*Stated exercise:* Count lines with the string "Europe" in them. State the number alone.

[BEGIN Data excerpts]

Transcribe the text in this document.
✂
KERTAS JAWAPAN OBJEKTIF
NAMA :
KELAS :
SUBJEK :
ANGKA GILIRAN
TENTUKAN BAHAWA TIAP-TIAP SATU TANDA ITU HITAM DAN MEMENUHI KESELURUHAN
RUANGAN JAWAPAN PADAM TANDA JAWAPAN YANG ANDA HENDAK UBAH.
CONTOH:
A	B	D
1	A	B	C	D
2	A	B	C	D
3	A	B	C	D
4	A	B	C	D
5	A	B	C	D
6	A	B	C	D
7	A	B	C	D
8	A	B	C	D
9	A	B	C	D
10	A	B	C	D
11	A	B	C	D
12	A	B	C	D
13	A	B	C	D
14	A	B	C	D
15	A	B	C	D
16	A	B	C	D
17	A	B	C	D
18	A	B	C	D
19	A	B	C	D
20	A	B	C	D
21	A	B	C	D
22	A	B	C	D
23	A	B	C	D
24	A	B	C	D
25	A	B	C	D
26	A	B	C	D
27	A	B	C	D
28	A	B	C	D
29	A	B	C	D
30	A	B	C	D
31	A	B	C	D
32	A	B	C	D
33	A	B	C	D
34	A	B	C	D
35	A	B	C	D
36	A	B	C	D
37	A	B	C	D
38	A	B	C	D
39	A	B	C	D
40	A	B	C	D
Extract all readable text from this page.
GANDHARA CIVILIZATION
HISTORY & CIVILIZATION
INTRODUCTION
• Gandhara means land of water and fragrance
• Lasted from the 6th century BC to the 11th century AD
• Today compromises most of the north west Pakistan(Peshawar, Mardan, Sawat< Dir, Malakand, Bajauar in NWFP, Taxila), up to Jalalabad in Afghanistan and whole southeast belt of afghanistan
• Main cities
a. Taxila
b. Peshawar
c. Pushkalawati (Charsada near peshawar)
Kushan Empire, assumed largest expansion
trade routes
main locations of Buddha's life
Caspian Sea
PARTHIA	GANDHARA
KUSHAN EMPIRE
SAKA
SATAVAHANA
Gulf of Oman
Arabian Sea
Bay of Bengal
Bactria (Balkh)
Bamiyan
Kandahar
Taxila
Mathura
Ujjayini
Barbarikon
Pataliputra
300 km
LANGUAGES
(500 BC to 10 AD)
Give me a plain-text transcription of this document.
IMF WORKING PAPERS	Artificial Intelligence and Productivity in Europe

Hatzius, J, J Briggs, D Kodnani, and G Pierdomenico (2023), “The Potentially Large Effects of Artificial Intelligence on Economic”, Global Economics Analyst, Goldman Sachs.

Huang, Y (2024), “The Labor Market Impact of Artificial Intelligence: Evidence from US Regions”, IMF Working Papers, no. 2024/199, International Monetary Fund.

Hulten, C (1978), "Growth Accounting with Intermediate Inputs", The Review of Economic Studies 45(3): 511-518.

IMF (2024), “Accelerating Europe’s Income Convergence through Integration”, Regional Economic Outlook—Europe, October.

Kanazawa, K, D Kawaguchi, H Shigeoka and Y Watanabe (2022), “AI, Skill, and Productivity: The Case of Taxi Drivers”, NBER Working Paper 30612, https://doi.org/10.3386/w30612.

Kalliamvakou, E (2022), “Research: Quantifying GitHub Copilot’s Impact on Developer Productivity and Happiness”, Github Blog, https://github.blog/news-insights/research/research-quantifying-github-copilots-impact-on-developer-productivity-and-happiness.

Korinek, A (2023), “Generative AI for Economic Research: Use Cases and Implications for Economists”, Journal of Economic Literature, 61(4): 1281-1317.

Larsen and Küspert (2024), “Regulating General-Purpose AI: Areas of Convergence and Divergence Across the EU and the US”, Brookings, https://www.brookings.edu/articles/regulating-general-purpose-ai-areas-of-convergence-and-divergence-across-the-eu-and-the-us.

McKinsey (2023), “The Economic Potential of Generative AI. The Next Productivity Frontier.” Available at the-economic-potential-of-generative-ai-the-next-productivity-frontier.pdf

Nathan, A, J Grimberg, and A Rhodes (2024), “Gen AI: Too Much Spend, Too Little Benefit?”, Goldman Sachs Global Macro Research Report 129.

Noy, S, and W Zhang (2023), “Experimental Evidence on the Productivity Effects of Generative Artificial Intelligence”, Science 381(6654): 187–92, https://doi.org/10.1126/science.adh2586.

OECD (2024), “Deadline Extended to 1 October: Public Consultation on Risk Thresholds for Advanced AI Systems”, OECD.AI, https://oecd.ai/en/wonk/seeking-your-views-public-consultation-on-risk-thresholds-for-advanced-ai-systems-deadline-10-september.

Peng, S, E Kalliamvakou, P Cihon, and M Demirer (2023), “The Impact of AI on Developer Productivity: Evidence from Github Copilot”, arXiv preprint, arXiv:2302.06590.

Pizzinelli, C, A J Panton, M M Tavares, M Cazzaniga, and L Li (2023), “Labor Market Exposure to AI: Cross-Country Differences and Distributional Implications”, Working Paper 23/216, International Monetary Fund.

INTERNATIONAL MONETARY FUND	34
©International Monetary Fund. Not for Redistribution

[END Data excerpts]

*Worked solution:* 2